Set problem:
Extract every line of the listing below and copy each one character for character.

:: Input rows ::

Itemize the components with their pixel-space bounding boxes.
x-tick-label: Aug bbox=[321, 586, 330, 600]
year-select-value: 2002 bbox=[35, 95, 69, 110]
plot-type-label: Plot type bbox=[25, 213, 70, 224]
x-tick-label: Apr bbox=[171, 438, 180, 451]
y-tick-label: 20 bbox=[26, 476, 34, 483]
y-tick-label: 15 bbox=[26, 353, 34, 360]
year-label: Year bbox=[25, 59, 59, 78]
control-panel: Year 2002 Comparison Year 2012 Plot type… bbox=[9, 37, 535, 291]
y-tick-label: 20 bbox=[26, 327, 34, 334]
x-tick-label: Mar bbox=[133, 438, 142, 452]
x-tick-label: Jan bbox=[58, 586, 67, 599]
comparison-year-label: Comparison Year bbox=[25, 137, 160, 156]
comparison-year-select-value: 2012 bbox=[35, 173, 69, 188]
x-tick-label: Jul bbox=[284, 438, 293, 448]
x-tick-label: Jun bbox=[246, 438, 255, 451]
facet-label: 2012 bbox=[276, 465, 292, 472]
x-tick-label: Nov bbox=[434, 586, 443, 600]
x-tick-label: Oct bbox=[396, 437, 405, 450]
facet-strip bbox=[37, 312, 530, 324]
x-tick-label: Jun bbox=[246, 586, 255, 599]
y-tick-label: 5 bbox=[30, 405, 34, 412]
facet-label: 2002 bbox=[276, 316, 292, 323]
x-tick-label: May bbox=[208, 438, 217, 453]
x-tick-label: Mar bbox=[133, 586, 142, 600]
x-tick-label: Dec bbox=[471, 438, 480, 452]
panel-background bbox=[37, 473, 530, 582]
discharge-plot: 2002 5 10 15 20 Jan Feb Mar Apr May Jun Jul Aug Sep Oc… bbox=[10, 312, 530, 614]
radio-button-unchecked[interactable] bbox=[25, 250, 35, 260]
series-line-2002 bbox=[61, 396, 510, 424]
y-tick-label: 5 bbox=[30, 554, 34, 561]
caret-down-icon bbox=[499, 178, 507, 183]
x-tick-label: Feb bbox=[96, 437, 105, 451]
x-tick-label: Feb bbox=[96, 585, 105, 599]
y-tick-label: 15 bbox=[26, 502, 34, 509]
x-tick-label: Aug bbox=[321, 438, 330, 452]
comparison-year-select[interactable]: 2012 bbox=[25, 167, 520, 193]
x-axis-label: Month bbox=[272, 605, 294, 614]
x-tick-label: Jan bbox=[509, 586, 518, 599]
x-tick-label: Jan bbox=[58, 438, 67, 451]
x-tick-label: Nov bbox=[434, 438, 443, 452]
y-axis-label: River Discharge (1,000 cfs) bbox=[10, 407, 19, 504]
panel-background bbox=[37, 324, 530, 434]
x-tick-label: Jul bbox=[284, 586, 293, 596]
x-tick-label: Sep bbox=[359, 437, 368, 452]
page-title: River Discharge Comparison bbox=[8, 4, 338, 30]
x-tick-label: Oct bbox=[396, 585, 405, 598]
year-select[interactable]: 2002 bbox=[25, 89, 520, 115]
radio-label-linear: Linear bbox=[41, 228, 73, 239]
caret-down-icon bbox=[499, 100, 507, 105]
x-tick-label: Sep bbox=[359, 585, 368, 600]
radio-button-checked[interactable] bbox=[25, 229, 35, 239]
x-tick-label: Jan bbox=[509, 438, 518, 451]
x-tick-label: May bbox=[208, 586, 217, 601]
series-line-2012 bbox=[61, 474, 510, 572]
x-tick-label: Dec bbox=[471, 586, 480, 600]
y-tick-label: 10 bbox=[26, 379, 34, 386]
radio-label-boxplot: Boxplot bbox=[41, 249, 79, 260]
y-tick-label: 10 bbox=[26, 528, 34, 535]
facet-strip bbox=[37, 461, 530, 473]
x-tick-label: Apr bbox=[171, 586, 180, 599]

:::

Answer in full:
Itemize the components with their pixel-space bounding boxes.
x-tick-label: Aug bbox=[321, 586, 330, 600]
year-select-value: 2002 bbox=[35, 95, 69, 110]
plot-type-label: Plot type bbox=[25, 213, 70, 224]
x-tick-label: Apr bbox=[171, 438, 180, 451]
y-tick-label: 20 bbox=[26, 476, 34, 483]
y-tick-label: 15 bbox=[26, 353, 34, 360]
year-label: Year bbox=[25, 59, 59, 78]
control-panel: Year 2002 Comparison Year 2012 Plot type… bbox=[9, 37, 535, 291]
y-tick-label: 20 bbox=[26, 327, 34, 334]
x-tick-label: Mar bbox=[133, 438, 142, 452]
x-tick-label: Jan bbox=[58, 586, 67, 599]
comparison-year-label: Comparison Year bbox=[25, 137, 160, 156]
comparison-year-select-value: 2012 bbox=[35, 173, 69, 188]
x-tick-label: Jul bbox=[284, 438, 293, 448]
x-tick-label: Jun bbox=[246, 438, 255, 451]
facet-label: 2012 bbox=[276, 465, 292, 472]
x-tick-label: Nov bbox=[434, 586, 443, 600]
x-tick-label: Oct bbox=[396, 437, 405, 450]
facet-strip bbox=[37, 312, 530, 324]
x-tick-label: Jun bbox=[246, 586, 255, 599]
y-tick-label: 5 bbox=[30, 405, 34, 412]
facet-label: 2002 bbox=[276, 316, 292, 323]
x-tick-label: May bbox=[208, 438, 217, 453]
x-tick-label: Mar bbox=[133, 586, 142, 600]
x-tick-label: Dec bbox=[471, 438, 480, 452]
panel-background bbox=[37, 473, 530, 582]
discharge-plot: 2002 5 10 15 20 Jan Feb Mar Apr May Jun Jul Aug Sep Oc… bbox=[10, 312, 530, 614]
radio-button-unchecked[interactable] bbox=[25, 250, 35, 260]
series-line-2002 bbox=[61, 396, 510, 424]
y-tick-label: 5 bbox=[30, 554, 34, 561]
caret-down-icon bbox=[499, 178, 507, 183]
x-tick-label: Feb bbox=[96, 437, 105, 451]
x-tick-label: Feb bbox=[96, 585, 105, 599]
y-tick-label: 15 bbox=[26, 502, 34, 509]
x-tick-label: Aug bbox=[321, 438, 330, 452]
comparison-year-select[interactable]: 2012 bbox=[25, 167, 520, 193]
x-axis-label: Month bbox=[272, 605, 294, 614]
x-tick-label: Jan bbox=[509, 586, 518, 599]
x-tick-label: Jan bbox=[58, 438, 67, 451]
x-tick-label: Nov bbox=[434, 438, 443, 452]
y-axis-label: River Discharge (1,000 cfs) bbox=[10, 407, 19, 504]
panel-background bbox=[37, 324, 530, 434]
x-tick-label: Jul bbox=[284, 586, 293, 596]
x-tick-label: Sep bbox=[359, 437, 368, 452]
page-title: River Discharge Comparison bbox=[8, 4, 338, 30]
x-tick-label: Oct bbox=[396, 585, 405, 598]
year-select[interactable]: 2002 bbox=[25, 89, 520, 115]
radio-label-linear: Linear bbox=[41, 228, 73, 239]
caret-down-icon bbox=[499, 100, 507, 105]
x-tick-label: Sep bbox=[359, 585, 368, 600]
radio-button-checked[interactable] bbox=[25, 229, 35, 239]
x-tick-label: Jan bbox=[509, 438, 518, 451]
x-tick-label: May bbox=[208, 586, 217, 601]
series-line-2012 bbox=[61, 474, 510, 572]
x-tick-label: Dec bbox=[471, 586, 480, 600]
y-tick-label: 10 bbox=[26, 379, 34, 386]
radio-label-boxplot: Boxplot bbox=[41, 249, 79, 260]
y-tick-label: 10 bbox=[26, 528, 34, 535]
facet-strip bbox=[37, 461, 530, 473]
x-tick-label: Apr bbox=[171, 586, 180, 599]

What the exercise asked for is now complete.